(Written exercise)
In this exercise, return the whole listing exactly, excluding any images.

++++++++++++++++++++

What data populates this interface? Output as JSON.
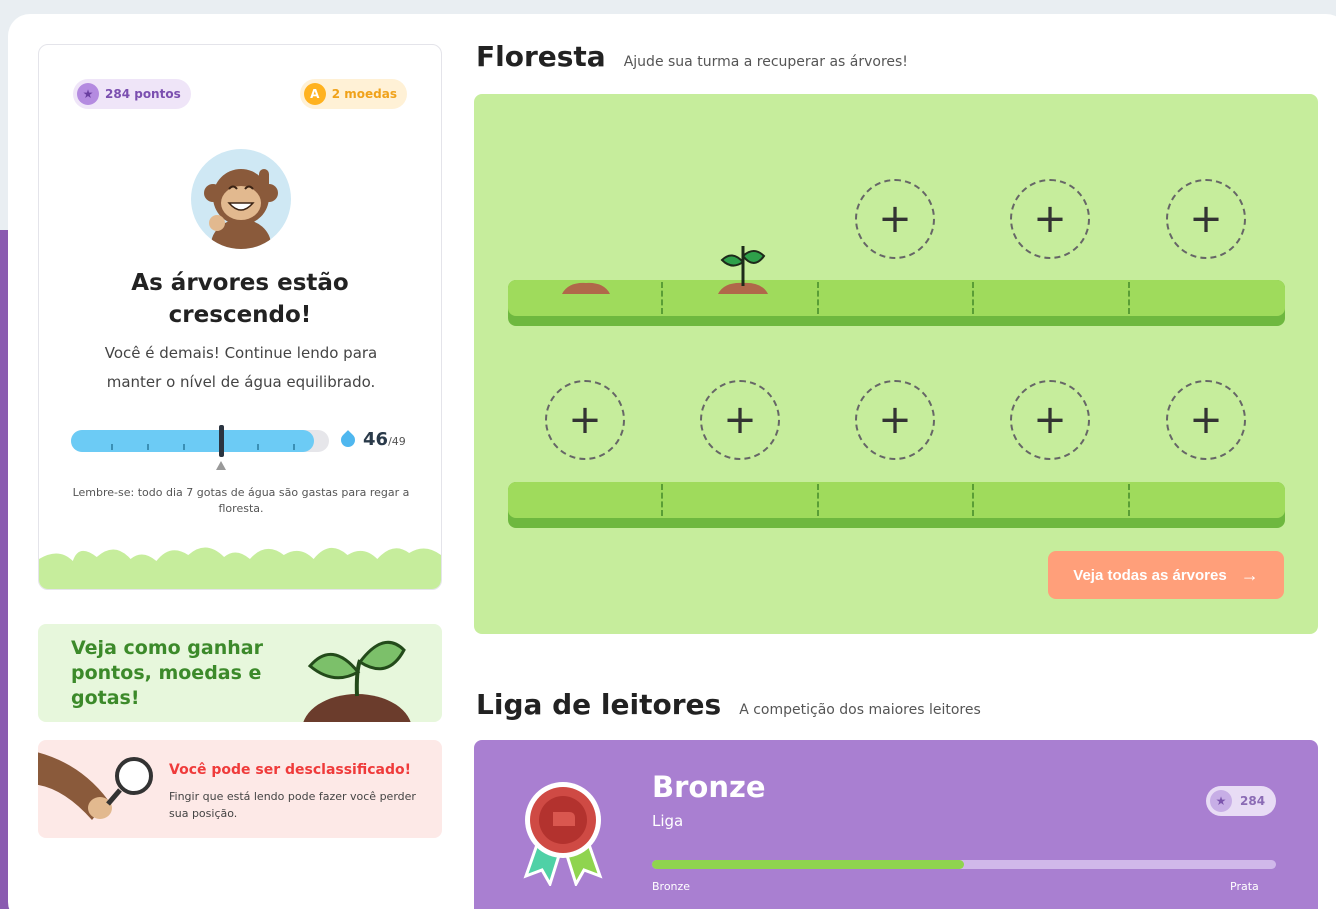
{
  "stats": {
    "points": "284 pontos",
    "coins": "2 moedas",
    "points_icon": "star-icon",
    "coins_icon": "coin-icon",
    "coin_letter": "A"
  },
  "profile": {
    "title_line1": "As árvores estão",
    "title_line2": "crescendo!",
    "message": "Você é demais! Continue lendo para manter o nível de água equilibrado.",
    "water_current": "46",
    "water_max": "/49",
    "water_fraction": 0.94,
    "water_marker_fraction": 0.58,
    "reminder": "Lembre-se: todo dia 7 gotas de água são gastas para regar a floresta."
  },
  "tip": {
    "text": "Veja como ganhar pontos, moedas e gotas!"
  },
  "warning": {
    "title": "Você pode ser desclassificado!",
    "description": "Fingir que está lendo pode fazer você perder sua posição."
  },
  "forest": {
    "title": "Floresta",
    "subtitle": "Ajude sua turma a recuperar as árvores!",
    "cta_label": "Veja todas as árvores",
    "cta_arrow": "→",
    "slot_symbol": "+",
    "row1": [
      "dirt",
      "sprout",
      "empty",
      "empty",
      "empty"
    ],
    "row2": [
      "empty",
      "empty",
      "empty",
      "empty",
      "empty"
    ]
  },
  "league": {
    "title": "Liga de leitores",
    "subtitle": "A competição dos maiores leitores",
    "name": "Bronze",
    "caption": "Liga",
    "score": "284",
    "progress_fraction": 0.5,
    "left_label": "Bronze",
    "right_label": "Prata",
    "colors": {
      "accent": "#a97fd1",
      "progress": "#8fd44f"
    }
  }
}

++++++++++++++++++++

(The answer)
What data populates this interface? Output as JSON.
{
  "stats": {
    "points": "284 pontos",
    "coins": "2 moedas",
    "points_icon": "star-icon",
    "coins_icon": "coin-icon",
    "coin_letter": "A"
  },
  "profile": {
    "title_line1": "As árvores estão",
    "title_line2": "crescendo!",
    "message": "Você é demais! Continue lendo para manter o nível de água equilibrado.",
    "water_current": "46",
    "water_max": "/49",
    "water_fraction": 0.94,
    "water_marker_fraction": 0.58,
    "reminder": "Lembre-se: todo dia 7 gotas de água são gastas para regar a floresta."
  },
  "tip": {
    "text": "Veja como ganhar pontos, moedas e gotas!"
  },
  "warning": {
    "title": "Você pode ser desclassificado!",
    "description": "Fingir que está lendo pode fazer você perder sua posição."
  },
  "forest": {
    "title": "Floresta",
    "subtitle": "Ajude sua turma a recuperar as árvores!",
    "cta_label": "Veja todas as árvores",
    "cta_arrow": "→",
    "slot_symbol": "+",
    "row1": [
      "dirt",
      "sprout",
      "empty",
      "empty",
      "empty"
    ],
    "row2": [
      "empty",
      "empty",
      "empty",
      "empty",
      "empty"
    ]
  },
  "league": {
    "title": "Liga de leitores",
    "subtitle": "A competição dos maiores leitores",
    "name": "Bronze",
    "caption": "Liga",
    "score": "284",
    "progress_fraction": 0.5,
    "left_label": "Bronze",
    "right_label": "Prata",
    "colors": {
      "accent": "#a97fd1",
      "progress": "#8fd44f"
    }
  }
}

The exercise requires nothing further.